■ **RECORDS SHOWN**

* start *

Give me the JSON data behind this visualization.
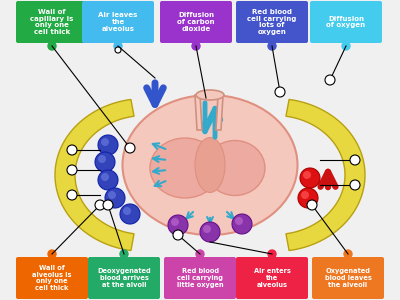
{
  "background_color": "#f0f0f0",
  "top_labels": [
    {
      "text": "Wall of\ncapillary is\nonly one\ncell thick",
      "color": "#22aa44",
      "dot_color": "#22aa44"
    },
    {
      "text": "Air leaves\nthe\nalveolus",
      "color": "#44bbee",
      "dot_color": "#44bbee"
    },
    {
      "text": "Diffusion\nof carbon\ndioxide",
      "color": "#9933cc",
      "dot_color": "#9933cc"
    },
    {
      "text": "Red blood\ncell carrying\nlots of\noxygen",
      "color": "#4455cc",
      "dot_color": "#4455cc"
    },
    {
      "text": "Diffusion\nof oxygen",
      "color": "#44ccee",
      "dot_color": "#44ccee"
    }
  ],
  "bottom_labels": [
    {
      "text": "Wall of\nalveolus is\nonly one\ncell thick",
      "color": "#ee6600",
      "dot_color": "#ee6600"
    },
    {
      "text": "Deoxygenated\nblood arrives\nat the alvoli",
      "color": "#22aa66",
      "dot_color": "#22aa66"
    },
    {
      "text": "Red blood\ncell carrying\nlittle oxygen",
      "color": "#cc44aa",
      "dot_color": "#cc44aa"
    },
    {
      "text": "Air enters\nthe\nalveolus",
      "color": "#ee2244",
      "dot_color": "#ee2244"
    },
    {
      "text": "Oxygenated\nblood leaves\nthe alveoli",
      "color": "#ee7722",
      "dot_color": "#ee7722"
    }
  ]
}
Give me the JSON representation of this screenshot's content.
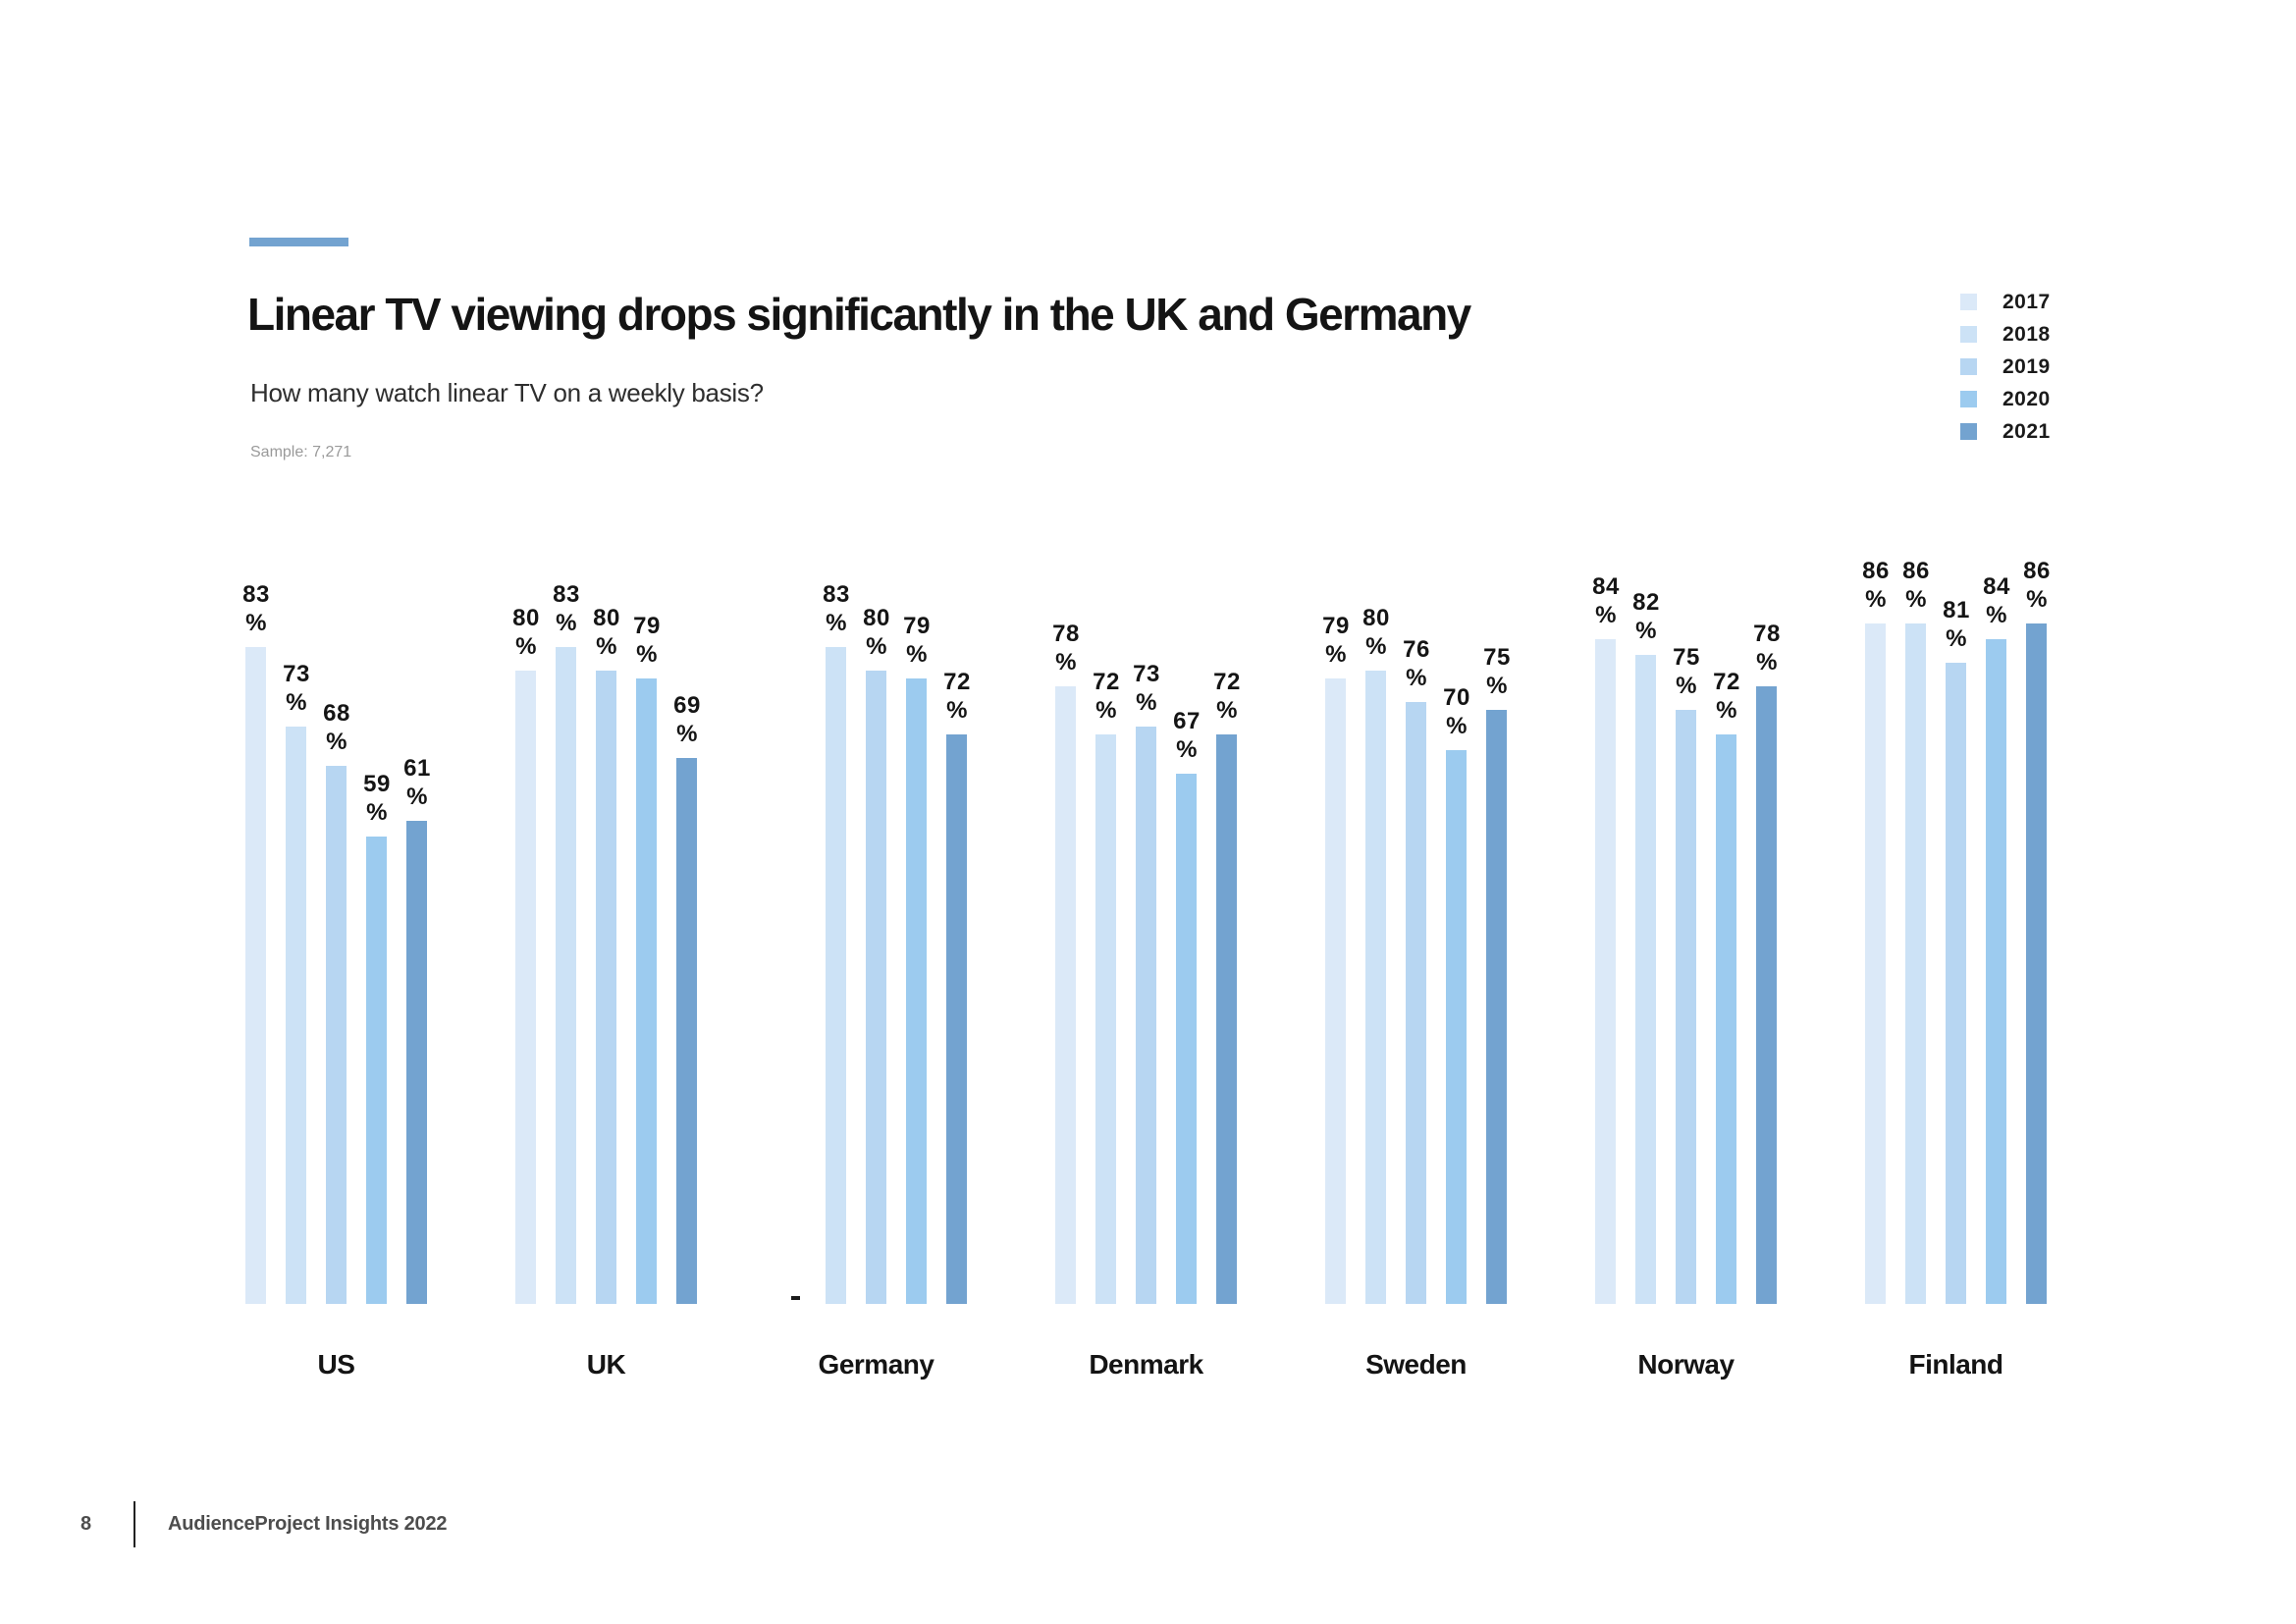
{
  "meta": {
    "accent_color": "#73a3d0",
    "text_color": "#141414",
    "muted_text_color": "#9a9a9a",
    "footer_text_color": "#4d4d4d"
  },
  "header": {
    "title": "Linear TV viewing drops significantly in the UK and Germany",
    "subtitle": "How many watch linear TV on a weekly basis?",
    "sample": "Sample: 7,271"
  },
  "chart_data": {
    "type": "bar",
    "title": "Linear TV viewing drops significantly in the UK and Germany",
    "subtitle": "How many watch linear TV on a weekly basis?",
    "unit": "%",
    "categories": [
      "US",
      "UK",
      "Germany",
      "Denmark",
      "Sweden",
      "Norway",
      "Finland"
    ],
    "series": [
      {
        "name": "2017",
        "color": "#dbe9f8",
        "values": [
          83,
          80,
          null,
          78,
          79,
          84,
          86
        ]
      },
      {
        "name": "2018",
        "color": "#cce2f6",
        "values": [
          73,
          83,
          83,
          72,
          80,
          82,
          86
        ]
      },
      {
        "name": "2019",
        "color": "#b7d6f2",
        "values": [
          68,
          80,
          80,
          73,
          76,
          75,
          81
        ]
      },
      {
        "name": "2020",
        "color": "#9ccbef",
        "values": [
          59,
          79,
          79,
          67,
          70,
          72,
          84
        ]
      },
      {
        "name": "2021",
        "color": "#73a3d0",
        "values": [
          61,
          69,
          72,
          72,
          75,
          78,
          86
        ]
      }
    ],
    "ylim": [
      0,
      100
    ],
    "grid": false,
    "axes_visible": false,
    "value_labels": true,
    "missing_marker": "-",
    "legend_position": "top-right"
  },
  "footer": {
    "page_number": "8",
    "label": "AudienceProject Insights 2022"
  }
}
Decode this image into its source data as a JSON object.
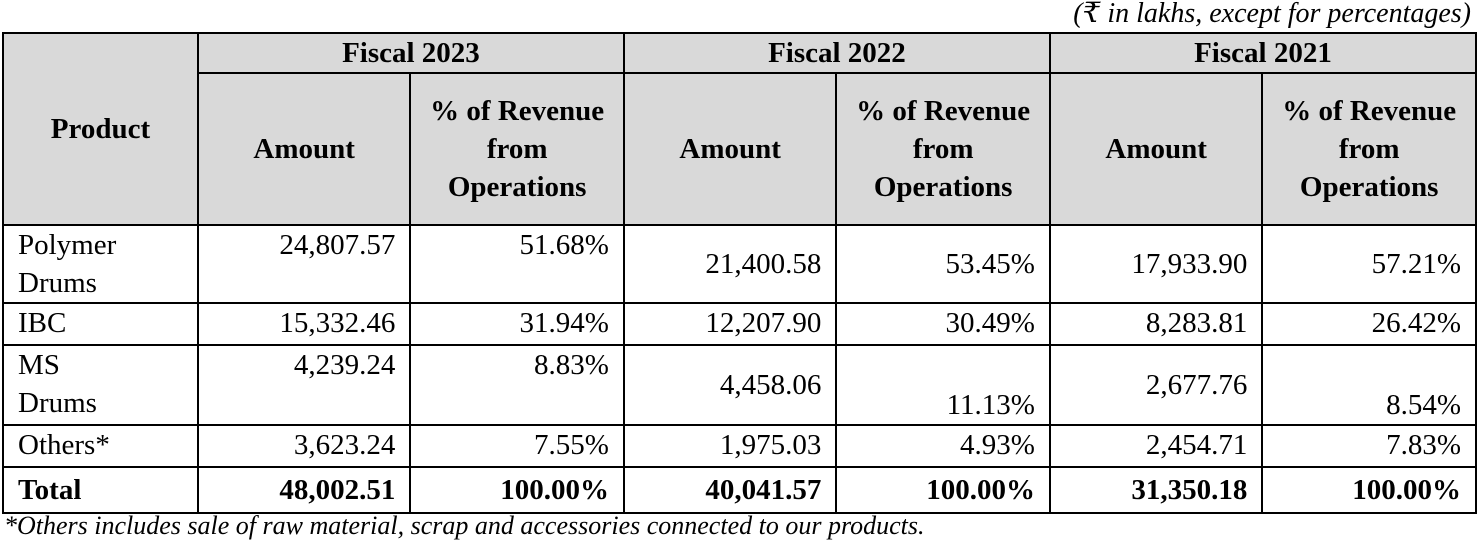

* end *

■ **STATED TASK**
Repeat each entry exactly as it appears; skip any picture.

■ **TASK RESPONSE**
Give me the JSON data behind this visualization.
{
  "background_color": "#f0f0f0",
  "top_labels": [
    {
      "text": "Wall of\ncapillary is\nonly one\ncell thick",
      "color": "#22aa44",
      "dot_color": "#22aa44"
    },
    {
      "text": "Air leaves\nthe\nalveolus",
      "color": "#44bbee",
      "dot_color": "#44bbee"
    },
    {
      "text": "Diffusion\nof carbon\ndioxide",
      "color": "#9933cc",
      "dot_color": "#9933cc"
    },
    {
      "text": "Red blood\ncell carrying\nlots of\noxygen",
      "color": "#4455cc",
      "dot_color": "#4455cc"
    },
    {
      "text": "Diffusion\nof oxygen",
      "color": "#44ccee",
      "dot_color": "#44ccee"
    }
  ],
  "bottom_labels": [
    {
      "text": "Wall of\nalveolus is\nonly one\ncell thick",
      "color": "#ee6600",
      "dot_color": "#ee6600"
    },
    {
      "text": "Deoxygenated\nblood arrives\nat the alvoli",
      "color": "#22aa66",
      "dot_color": "#22aa66"
    },
    {
      "text": "Red blood\ncell carrying\nlittle oxygen",
      "color": "#cc44aa",
      "dot_color": "#cc44aa"
    },
    {
      "text": "Air enters\nthe\nalveolus",
      "color": "#ee2244",
      "dot_color": "#ee2244"
    },
    {
      "text": "Oxygenated\nblood leaves\nthe alveoli",
      "color": "#ee7722",
      "dot_color": "#ee7722"
    }
  ]
}
Give me the JSON representation of this screenshot's content.
{
  "meta": {
    "accent_color": "#73a3d0",
    "text_color": "#141414",
    "muted_text_color": "#9a9a9a",
    "footer_text_color": "#4d4d4d"
  },
  "header": {
    "title": "Linear TV viewing drops significantly in the UK and Germany",
    "subtitle": "How many watch linear TV on a weekly basis?",
    "sample": "Sample: 7,271"
  },
  "chart_data": {
    "type": "bar",
    "title": "Linear TV viewing drops significantly in the UK and Germany",
    "subtitle": "How many watch linear TV on a weekly basis?",
    "unit": "%",
    "categories": [
      "US",
      "UK",
      "Germany",
      "Denmark",
      "Sweden",
      "Norway",
      "Finland"
    ],
    "series": [
      {
        "name": "2017",
        "color": "#dbe9f8",
        "values": [
          83,
          80,
          null,
          78,
          79,
          84,
          86
        ]
      },
      {
        "name": "2018",
        "color": "#cce2f6",
        "values": [
          73,
          83,
          83,
          72,
          80,
          82,
          86
        ]
      },
      {
        "name": "2019",
        "color": "#b7d6f2",
        "values": [
          68,
          80,
          80,
          73,
          76,
          75,
          81
        ]
      },
      {
        "name": "2020",
        "color": "#9ccbef",
        "values": [
          59,
          79,
          79,
          67,
          70,
          72,
          84
        ]
      },
      {
        "name": "2021",
        "color": "#73a3d0",
        "values": [
          61,
          69,
          72,
          72,
          75,
          78,
          86
        ]
      }
    ],
    "ylim": [
      0,
      100
    ],
    "grid": false,
    "axes_visible": false,
    "value_labels": true,
    "missing_marker": "-",
    "legend_position": "top-right"
  },
  "footer": {
    "page_number": "8",
    "label": "AudienceProject Insights 2022"
  }
}
Decode this image into its source data as a JSON object.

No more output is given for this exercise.